__WHAT YOU NEED TO DO__: Look for the word "生日快乐" in the entries below, then copy every line that has it.

__RECORDS SUPPLIED__:

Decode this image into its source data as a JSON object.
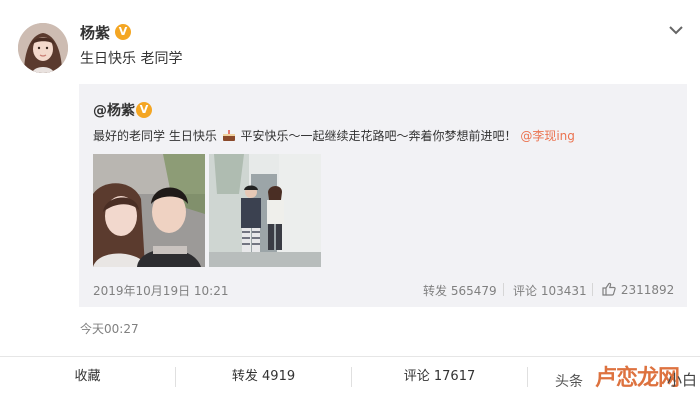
{
  "post": {
    "author": "杨紫",
    "verified_badge": "V",
    "text": "生日快乐 老同学",
    "time": "今天00:27"
  },
  "repost": {
    "author": "@杨紫",
    "verified_badge": "V",
    "text_before": "最好的老同学 生日快乐",
    "text_after": "平安快乐～一起继续走花路吧～奔着你梦想前进吧！",
    "mention": "@李现ing",
    "time": "2019年10月19日 10:21",
    "repost_stat": "转发 565479",
    "comment_stat": "评论 103431",
    "like_stat": "2311892"
  },
  "actions": {
    "favorite": "收藏",
    "repost": "转发 4919",
    "comment": "评论 17617"
  },
  "watermark": {
    "prefix": "头条",
    "logo": "卢恋龙网",
    "suffix": "小白"
  },
  "colors": {
    "mention": "#eb7350",
    "badge": "#f4a623",
    "repost_bg": "#f2f2f5"
  },
  "icons": [
    "avatar",
    "verified-badge-icon",
    "chevron-down-icon",
    "cake-emoji-icon",
    "thumbs-up-icon"
  ]
}
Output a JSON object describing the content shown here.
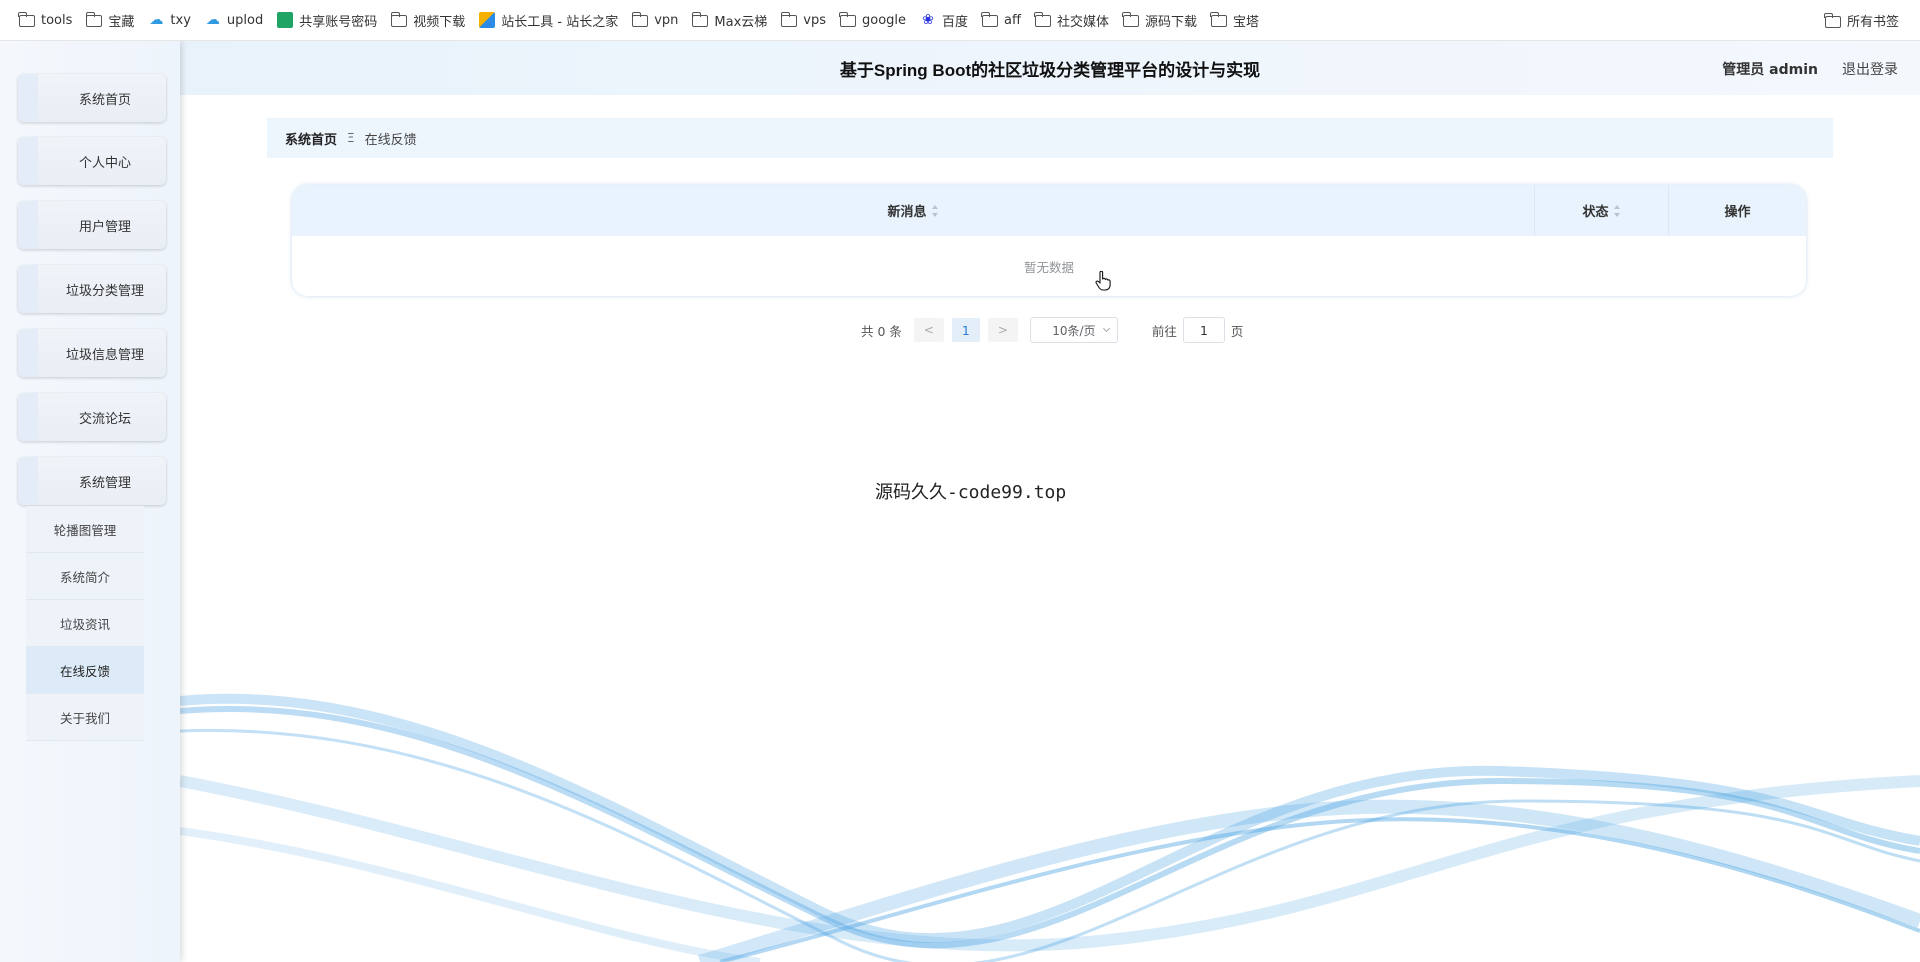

__SOLUTION TO THE PROBLEM__:
    "text": "生日快乐 老同学",
    "text_before": "最好的老同学 生日快乐",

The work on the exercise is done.